++++ RECORDS FOR THIS TASK

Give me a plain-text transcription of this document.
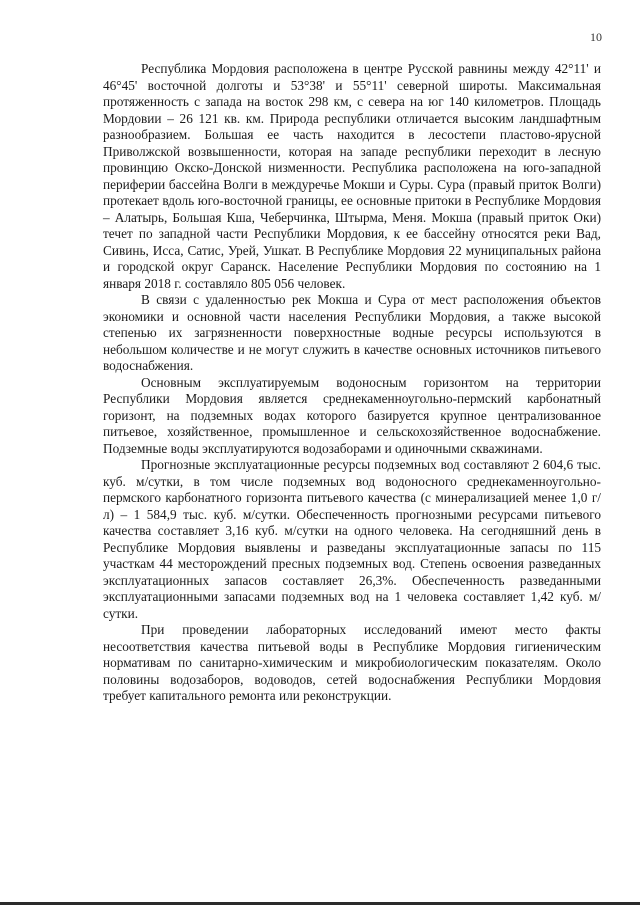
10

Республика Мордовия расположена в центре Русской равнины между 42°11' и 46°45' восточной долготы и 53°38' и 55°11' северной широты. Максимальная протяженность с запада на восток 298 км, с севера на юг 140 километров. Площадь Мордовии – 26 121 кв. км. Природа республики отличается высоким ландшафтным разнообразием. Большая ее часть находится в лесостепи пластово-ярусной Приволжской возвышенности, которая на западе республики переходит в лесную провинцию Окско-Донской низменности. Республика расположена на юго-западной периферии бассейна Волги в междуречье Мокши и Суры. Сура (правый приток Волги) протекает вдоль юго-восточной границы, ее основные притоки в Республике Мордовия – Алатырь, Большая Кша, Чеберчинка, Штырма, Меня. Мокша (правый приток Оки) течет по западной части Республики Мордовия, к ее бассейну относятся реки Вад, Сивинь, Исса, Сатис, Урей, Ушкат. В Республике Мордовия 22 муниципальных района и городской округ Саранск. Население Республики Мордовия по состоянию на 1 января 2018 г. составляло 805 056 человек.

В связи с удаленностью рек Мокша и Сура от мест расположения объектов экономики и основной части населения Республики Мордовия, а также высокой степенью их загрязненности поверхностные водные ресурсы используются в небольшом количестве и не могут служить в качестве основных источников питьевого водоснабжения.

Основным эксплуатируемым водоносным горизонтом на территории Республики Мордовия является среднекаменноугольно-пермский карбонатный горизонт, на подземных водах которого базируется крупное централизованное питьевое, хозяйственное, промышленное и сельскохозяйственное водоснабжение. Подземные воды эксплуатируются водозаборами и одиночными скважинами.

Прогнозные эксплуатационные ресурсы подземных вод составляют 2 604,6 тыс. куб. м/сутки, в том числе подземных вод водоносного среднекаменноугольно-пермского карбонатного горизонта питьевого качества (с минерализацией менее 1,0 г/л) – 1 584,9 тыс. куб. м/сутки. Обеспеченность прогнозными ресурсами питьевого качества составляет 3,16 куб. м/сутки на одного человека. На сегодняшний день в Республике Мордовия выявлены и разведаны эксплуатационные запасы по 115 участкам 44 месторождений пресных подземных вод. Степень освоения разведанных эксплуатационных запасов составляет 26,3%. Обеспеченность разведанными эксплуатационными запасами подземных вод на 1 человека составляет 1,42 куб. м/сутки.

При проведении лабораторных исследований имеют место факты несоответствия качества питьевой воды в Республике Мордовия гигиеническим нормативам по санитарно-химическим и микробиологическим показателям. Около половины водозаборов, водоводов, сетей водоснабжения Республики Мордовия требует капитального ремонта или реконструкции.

++++++++
++++ RECORDS FOR THIS TASK

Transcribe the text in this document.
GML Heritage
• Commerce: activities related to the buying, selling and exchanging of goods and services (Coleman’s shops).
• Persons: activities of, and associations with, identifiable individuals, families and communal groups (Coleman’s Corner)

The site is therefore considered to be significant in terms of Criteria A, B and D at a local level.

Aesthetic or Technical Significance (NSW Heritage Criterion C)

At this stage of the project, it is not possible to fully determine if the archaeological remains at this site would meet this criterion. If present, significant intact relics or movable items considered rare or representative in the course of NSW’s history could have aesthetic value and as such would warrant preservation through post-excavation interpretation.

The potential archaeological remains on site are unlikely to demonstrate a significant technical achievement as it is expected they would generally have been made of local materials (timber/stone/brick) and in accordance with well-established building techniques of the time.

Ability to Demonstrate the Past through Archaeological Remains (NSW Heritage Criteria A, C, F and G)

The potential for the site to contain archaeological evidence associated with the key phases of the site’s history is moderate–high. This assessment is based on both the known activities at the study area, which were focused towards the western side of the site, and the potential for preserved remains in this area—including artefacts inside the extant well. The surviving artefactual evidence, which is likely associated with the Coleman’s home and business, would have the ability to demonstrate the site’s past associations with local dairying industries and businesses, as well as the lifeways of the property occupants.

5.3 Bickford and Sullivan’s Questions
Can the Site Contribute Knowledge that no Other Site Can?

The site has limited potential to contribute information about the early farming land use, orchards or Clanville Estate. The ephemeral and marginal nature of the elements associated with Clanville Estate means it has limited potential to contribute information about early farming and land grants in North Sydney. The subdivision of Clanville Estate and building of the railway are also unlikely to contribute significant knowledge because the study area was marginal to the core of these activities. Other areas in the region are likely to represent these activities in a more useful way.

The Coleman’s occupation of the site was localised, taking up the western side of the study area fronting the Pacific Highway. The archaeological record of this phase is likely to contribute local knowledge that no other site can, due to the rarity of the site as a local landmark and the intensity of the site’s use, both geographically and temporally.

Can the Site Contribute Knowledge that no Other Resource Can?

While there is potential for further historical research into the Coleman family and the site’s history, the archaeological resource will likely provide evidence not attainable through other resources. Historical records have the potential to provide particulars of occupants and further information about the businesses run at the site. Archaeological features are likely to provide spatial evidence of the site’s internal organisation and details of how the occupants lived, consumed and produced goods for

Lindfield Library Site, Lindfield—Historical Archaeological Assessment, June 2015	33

++++++++

**WHAT IS REQUIRED:**
Identify each line in the entries with the word "Heritage" and copy it.

**EXPECTED ANSWER:**
GML Heritage
Aesthetic or Technical Significance (NSW Heritage Criterion C)
Ability to Demonstrate the Past through Archaeological Remains (NSW Heritage Criteria A, C, F and G)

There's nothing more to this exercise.